__What this task involves__:
Make an exact copy of the entries below.

__Data supplied__:
* START *

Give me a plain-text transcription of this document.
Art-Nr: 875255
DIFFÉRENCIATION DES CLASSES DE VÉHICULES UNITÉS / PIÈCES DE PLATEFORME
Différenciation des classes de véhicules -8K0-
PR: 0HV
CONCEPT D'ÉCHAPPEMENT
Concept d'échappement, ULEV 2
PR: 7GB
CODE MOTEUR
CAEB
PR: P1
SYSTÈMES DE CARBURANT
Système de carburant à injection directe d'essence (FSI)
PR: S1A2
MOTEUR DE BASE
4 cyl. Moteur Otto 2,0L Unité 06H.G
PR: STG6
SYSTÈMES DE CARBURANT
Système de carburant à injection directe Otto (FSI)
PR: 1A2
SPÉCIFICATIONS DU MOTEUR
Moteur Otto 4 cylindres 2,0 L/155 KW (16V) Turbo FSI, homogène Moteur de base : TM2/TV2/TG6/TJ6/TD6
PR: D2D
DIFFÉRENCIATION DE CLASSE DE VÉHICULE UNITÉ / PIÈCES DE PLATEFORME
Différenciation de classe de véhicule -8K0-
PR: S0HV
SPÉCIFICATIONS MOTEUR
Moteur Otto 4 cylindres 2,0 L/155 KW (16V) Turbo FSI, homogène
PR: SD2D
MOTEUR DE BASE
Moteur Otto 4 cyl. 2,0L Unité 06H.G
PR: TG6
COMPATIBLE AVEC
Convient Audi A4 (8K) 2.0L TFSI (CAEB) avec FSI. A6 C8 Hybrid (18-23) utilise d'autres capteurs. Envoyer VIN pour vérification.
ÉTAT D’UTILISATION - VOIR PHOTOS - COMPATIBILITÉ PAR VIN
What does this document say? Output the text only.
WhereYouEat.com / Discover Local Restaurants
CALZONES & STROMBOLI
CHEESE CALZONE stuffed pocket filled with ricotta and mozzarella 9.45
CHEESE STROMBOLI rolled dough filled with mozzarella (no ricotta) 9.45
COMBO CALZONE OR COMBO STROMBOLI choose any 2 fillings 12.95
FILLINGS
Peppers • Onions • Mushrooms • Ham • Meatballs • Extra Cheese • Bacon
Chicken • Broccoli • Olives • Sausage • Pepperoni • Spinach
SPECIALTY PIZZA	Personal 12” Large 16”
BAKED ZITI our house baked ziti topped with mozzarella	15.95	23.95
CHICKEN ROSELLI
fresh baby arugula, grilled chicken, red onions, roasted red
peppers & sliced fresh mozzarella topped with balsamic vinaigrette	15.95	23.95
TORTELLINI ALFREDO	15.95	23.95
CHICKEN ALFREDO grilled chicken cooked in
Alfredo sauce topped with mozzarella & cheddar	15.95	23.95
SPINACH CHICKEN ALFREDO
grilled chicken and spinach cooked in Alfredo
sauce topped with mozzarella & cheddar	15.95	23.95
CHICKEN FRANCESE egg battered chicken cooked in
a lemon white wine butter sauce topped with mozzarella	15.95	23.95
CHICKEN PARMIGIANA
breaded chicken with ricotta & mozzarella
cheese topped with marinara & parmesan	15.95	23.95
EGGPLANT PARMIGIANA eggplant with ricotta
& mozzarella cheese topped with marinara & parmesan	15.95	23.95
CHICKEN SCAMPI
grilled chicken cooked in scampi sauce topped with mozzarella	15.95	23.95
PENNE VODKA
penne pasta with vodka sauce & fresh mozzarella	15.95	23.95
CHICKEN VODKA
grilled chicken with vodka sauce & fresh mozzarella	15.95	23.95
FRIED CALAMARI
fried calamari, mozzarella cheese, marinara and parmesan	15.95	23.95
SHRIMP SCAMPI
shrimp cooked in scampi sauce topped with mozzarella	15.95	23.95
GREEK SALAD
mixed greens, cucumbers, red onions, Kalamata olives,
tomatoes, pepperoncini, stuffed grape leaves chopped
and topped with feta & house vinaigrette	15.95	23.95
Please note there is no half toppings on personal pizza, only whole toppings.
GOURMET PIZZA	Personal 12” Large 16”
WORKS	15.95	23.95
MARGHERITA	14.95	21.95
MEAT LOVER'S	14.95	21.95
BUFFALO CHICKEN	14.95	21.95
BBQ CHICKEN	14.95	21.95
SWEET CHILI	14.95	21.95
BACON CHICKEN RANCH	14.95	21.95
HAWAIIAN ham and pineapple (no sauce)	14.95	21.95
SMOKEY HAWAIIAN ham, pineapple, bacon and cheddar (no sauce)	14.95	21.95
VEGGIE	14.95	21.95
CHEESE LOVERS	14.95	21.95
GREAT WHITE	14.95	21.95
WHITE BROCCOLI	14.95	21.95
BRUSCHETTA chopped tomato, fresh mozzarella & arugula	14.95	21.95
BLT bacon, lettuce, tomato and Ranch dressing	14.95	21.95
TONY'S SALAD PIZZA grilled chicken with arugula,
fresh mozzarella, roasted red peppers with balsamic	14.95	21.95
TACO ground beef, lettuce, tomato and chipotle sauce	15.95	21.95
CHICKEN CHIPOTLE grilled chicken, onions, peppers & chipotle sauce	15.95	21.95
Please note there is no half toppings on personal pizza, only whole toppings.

* END *

__Output of the task__:
Give me a plain-text transcription of this document.
Art-Nr: 875255
DIFFÉRENCIATION DES CLASSES DE VÉHICULES UNITÉS / PIÈCES DE PLATEFORME
Différenciation des classes de véhicules -8K0-
PR: 0HV
CONCEPT D'ÉCHAPPEMENT
Concept d'échappement, ULEV 2
PR: 7GB
CODE MOTEUR
CAEB
PR: P1
SYSTÈMES DE CARBURANT
Système de carburant à injection directe d'essence (FSI)
PR: S1A2
MOTEUR DE BASE
4 cyl. Moteur Otto 2,0L Unité 06H.G
PR: STG6
SYSTÈMES DE CARBURANT
Système de carburant à injection directe Otto (FSI)
PR: 1A2
SPÉCIFICATIONS DU MOTEUR
Moteur Otto 4 cylindres 2,0 L/155 KW (16V) Turbo FSI, homogène Moteur de base : TM2/TV2/TG6/TJ6/TD6
PR: D2D
DIFFÉRENCIATION DE CLASSE DE VÉHICULE UNITÉ / PIÈCES DE PLATEFORME
Différenciation de classe de véhicule -8K0-
PR: S0HV
SPÉCIFICATIONS MOTEUR
Moteur Otto 4 cylindres 2,0 L/155 KW (16V) Turbo FSI, homogène
PR: SD2D
MOTEUR DE BASE
Moteur Otto 4 cyl. 2,0L Unité 06H.G
PR: TG6
COMPATIBLE AVEC
Convient Audi A4 (8K) 2.0L TFSI (CAEB) avec FSI. A6 C8 Hybrid (18-23) utilise d'autres capteurs. Envoyer VIN pour vérification.
ÉTAT D’UTILISATION - VOIR PHOTOS - COMPATIBILITÉ PAR VIN
What does this document say? Output the text only.
WhereYouEat.com / Discover Local Restaurants
CALZONES & STROMBOLI
CHEESE CALZONE stuffed pocket filled with ricotta and mozzarella 9.45
CHEESE STROMBOLI rolled dough filled with mozzarella (no ricotta) 9.45
COMBO CALZONE OR COMBO STROMBOLI choose any 2 fillings 12.95
FILLINGS
Peppers • Onions • Mushrooms • Ham • Meatballs • Extra Cheese • Bacon
Chicken • Broccoli • Olives • Sausage • Pepperoni • Spinach
SPECIALTY PIZZA	Personal 12” Large 16”
BAKED ZITI our house baked ziti topped with mozzarella	15.95	23.95
CHICKEN ROSELLI
fresh baby arugula, grilled chicken, red onions, roasted red
peppers & sliced fresh mozzarella topped with balsamic vinaigrette	15.95	23.95
TORTELLINI ALFREDO	15.95	23.95
CHICKEN ALFREDO grilled chicken cooked in
Alfredo sauce topped with mozzarella & cheddar	15.95	23.95
SPINACH CHICKEN ALFREDO
grilled chicken and spinach cooked in Alfredo
sauce topped with mozzarella & cheddar	15.95	23.95
CHICKEN FRANCESE egg battered chicken cooked in
a lemon white wine butter sauce topped with mozzarella	15.95	23.95
CHICKEN PARMIGIANA
breaded chicken with ricotta & mozzarella
cheese topped with marinara & parmesan	15.95	23.95
EGGPLANT PARMIGIANA eggplant with ricotta
& mozzarella cheese topped with marinara & parmesan	15.95	23.95
CHICKEN SCAMPI
grilled chicken cooked in scampi sauce topped with mozzarella	15.95	23.95
PENNE VODKA
penne pasta with vodka sauce & fresh mozzarella	15.95	23.95
CHICKEN VODKA
grilled chicken with vodka sauce & fresh mozzarella	15.95	23.95
FRIED CALAMARI
fried calamari, mozzarella cheese, marinara and parmesan	15.95	23.95
SHRIMP SCAMPI
shrimp cooked in scampi sauce topped with mozzarella	15.95	23.95
GREEK SALAD
mixed greens, cucumbers, red onions, Kalamata olives,
tomatoes, pepperoncini, stuffed grape leaves chopped
and topped with feta & house vinaigrette	15.95	23.95
Please note there is no half toppings on personal pizza, only whole toppings.
GOURMET PIZZA	Personal 12” Large 16”
WORKS	15.95	23.95
MARGHERITA	14.95	21.95
MEAT LOVER'S	14.95	21.95
BUFFALO CHICKEN	14.95	21.95
BBQ CHICKEN	14.95	21.95
SWEET CHILI	14.95	21.95
BACON CHICKEN RANCH	14.95	21.95
HAWAIIAN ham and pineapple (no sauce)	14.95	21.95
SMOKEY HAWAIIAN ham, pineapple, bacon and cheddar (no sauce)	14.95	21.95
VEGGIE	14.95	21.95
CHEESE LOVERS	14.95	21.95
GREAT WHITE	14.95	21.95
WHITE BROCCOLI	14.95	21.95
BRUSCHETTA chopped tomato, fresh mozzarella & arugula	14.95	21.95
BLT bacon, lettuce, tomato and Ranch dressing	14.95	21.95
TONY'S SALAD PIZZA grilled chicken with arugula,
fresh mozzarella, roasted red peppers with balsamic	14.95	21.95
TACO ground beef, lettuce, tomato and chipotle sauce	15.95	21.95
CHICKEN CHIPOTLE grilled chicken, onions, peppers & chipotle sauce	15.95	21.95
Please note there is no half toppings on personal pizza, only whole toppings.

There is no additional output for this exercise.